Data records:
──────────
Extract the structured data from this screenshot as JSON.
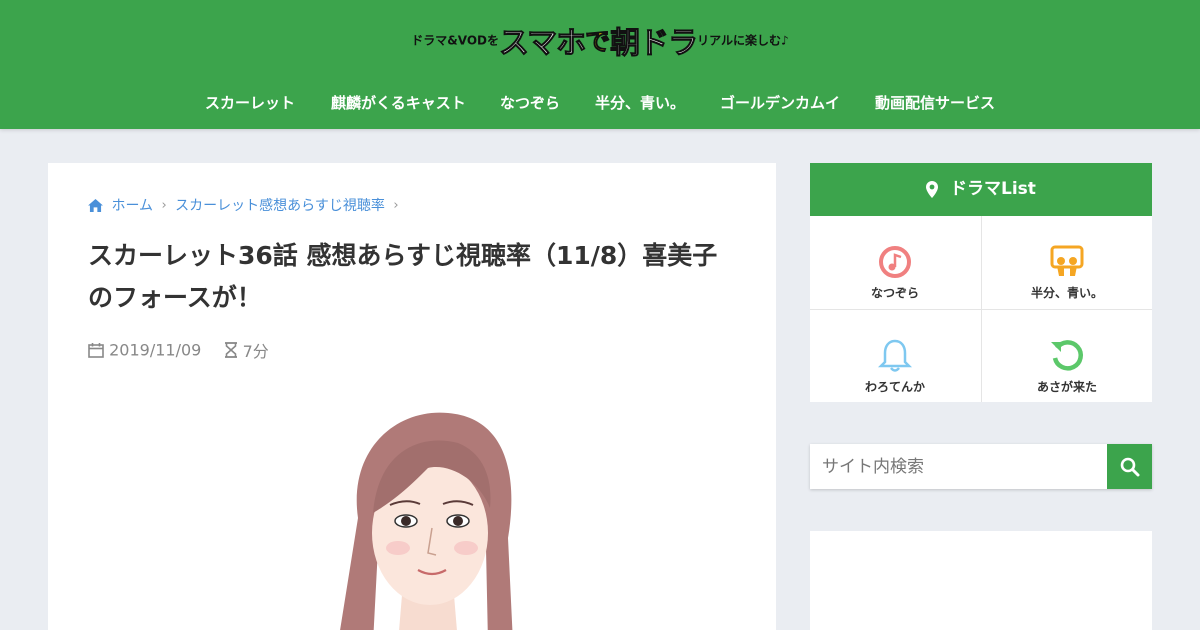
{
  "site": {
    "logo_prefix": "ドラマ&VODを",
    "logo_main": "スマホ",
    "logo_de": "で",
    "logo_main2": "朝ドラ",
    "logo_suffix": "リアルに楽しむ♪"
  },
  "nav": {
    "items": [
      {
        "label": "スカーレット"
      },
      {
        "label": "麒麟がくるキャスト"
      },
      {
        "label": "なつぞら"
      },
      {
        "label": "半分、青い。"
      },
      {
        "label": "ゴールデンカムイ"
      },
      {
        "label": "動画配信サービス"
      }
    ]
  },
  "breadcrumb": {
    "home": "ホーム",
    "category": "スカーレット感想あらすじ視聴率"
  },
  "article": {
    "title": "スカーレット36話 感想あらすじ視聴率（11/8）喜美子のフォースが！",
    "date": "2019/11/09",
    "read_time": "7分"
  },
  "sidebar": {
    "widget_title": "ドラマList",
    "items": [
      {
        "label": "なつぞら",
        "icon": "music-note-icon",
        "color": "#f08080"
      },
      {
        "label": "半分、青い。",
        "icon": "slideshare-icon",
        "color": "#f5a623"
      },
      {
        "label": "わろてんか",
        "icon": "bell-icon",
        "color": "#7ec8f0"
      },
      {
        "label": "あさが来た",
        "icon": "refresh-icon",
        "color": "#5cc86a"
      }
    ]
  },
  "search": {
    "placeholder": "サイト内検索"
  },
  "colors": {
    "brand_green": "#3ca44c",
    "link_blue": "#4a90d9",
    "background": "#eaedf2"
  }
}
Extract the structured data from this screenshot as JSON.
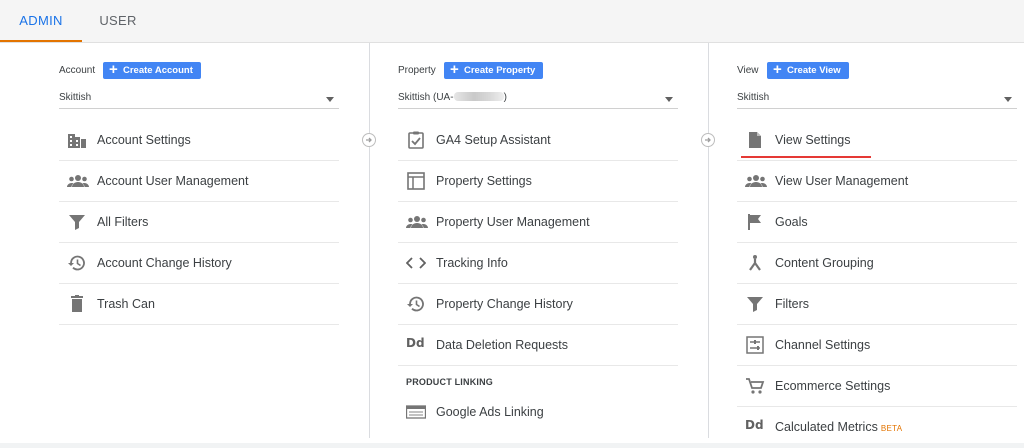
{
  "tabs": [
    {
      "label": "ADMIN"
    },
    {
      "label": "USER"
    }
  ],
  "colors": {
    "accent": "#1a73e8",
    "tab_underline": "#e37400",
    "button": "#4285f4",
    "highlight_line": "#e53935",
    "beta": "#e37400"
  },
  "account": {
    "label": "Account",
    "create_label": "Create Account",
    "selected": "Skittish",
    "items": [
      {
        "label": "Account Settings",
        "icon": "building-icon"
      },
      {
        "label": "Account User Management",
        "icon": "people-icon"
      },
      {
        "label": "All Filters",
        "icon": "filter-icon"
      },
      {
        "label": "Account Change History",
        "icon": "history-icon"
      },
      {
        "label": "Trash Can",
        "icon": "trash-icon"
      }
    ]
  },
  "property": {
    "label": "Property",
    "create_label": "Create Property",
    "selected_prefix": "Skittish (UA-",
    "selected_suffix": ")",
    "items": [
      {
        "label": "GA4 Setup Assistant",
        "icon": "clipboard-check-icon"
      },
      {
        "label": "Property Settings",
        "icon": "web-icon"
      },
      {
        "label": "Property User Management",
        "icon": "people-icon"
      },
      {
        "label": "Tracking Info",
        "icon": "code-icon"
      },
      {
        "label": "Property Change History",
        "icon": "history-icon"
      },
      {
        "label": "Data Deletion Requests",
        "icon": "data-deletion-icon",
        "icon_text": "Dd"
      }
    ],
    "section_title": "PRODUCT LINKING",
    "linking_items": [
      {
        "label": "Google Ads Linking",
        "icon": "ads-linking-icon"
      }
    ]
  },
  "view": {
    "label": "View",
    "create_label": "Create View",
    "selected": "Skittish",
    "items": [
      {
        "label": "View Settings",
        "icon": "document-icon"
      },
      {
        "label": "View User Management",
        "icon": "people-icon"
      },
      {
        "label": "Goals",
        "icon": "flag-icon"
      },
      {
        "label": "Content Grouping",
        "icon": "grouping-icon"
      },
      {
        "label": "Filters",
        "icon": "filter-icon"
      },
      {
        "label": "Channel Settings",
        "icon": "channel-settings-icon"
      },
      {
        "label": "Ecommerce Settings",
        "icon": "cart-icon"
      },
      {
        "label": "Calculated Metrics",
        "icon": "calculated-metrics-icon",
        "icon_text": "Dd",
        "badge": "BETA"
      }
    ]
  }
}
──────────
Problem:
In the entries above, some lines may contain the string "Change"; report how many, without additional comment.

Exercise solution:
2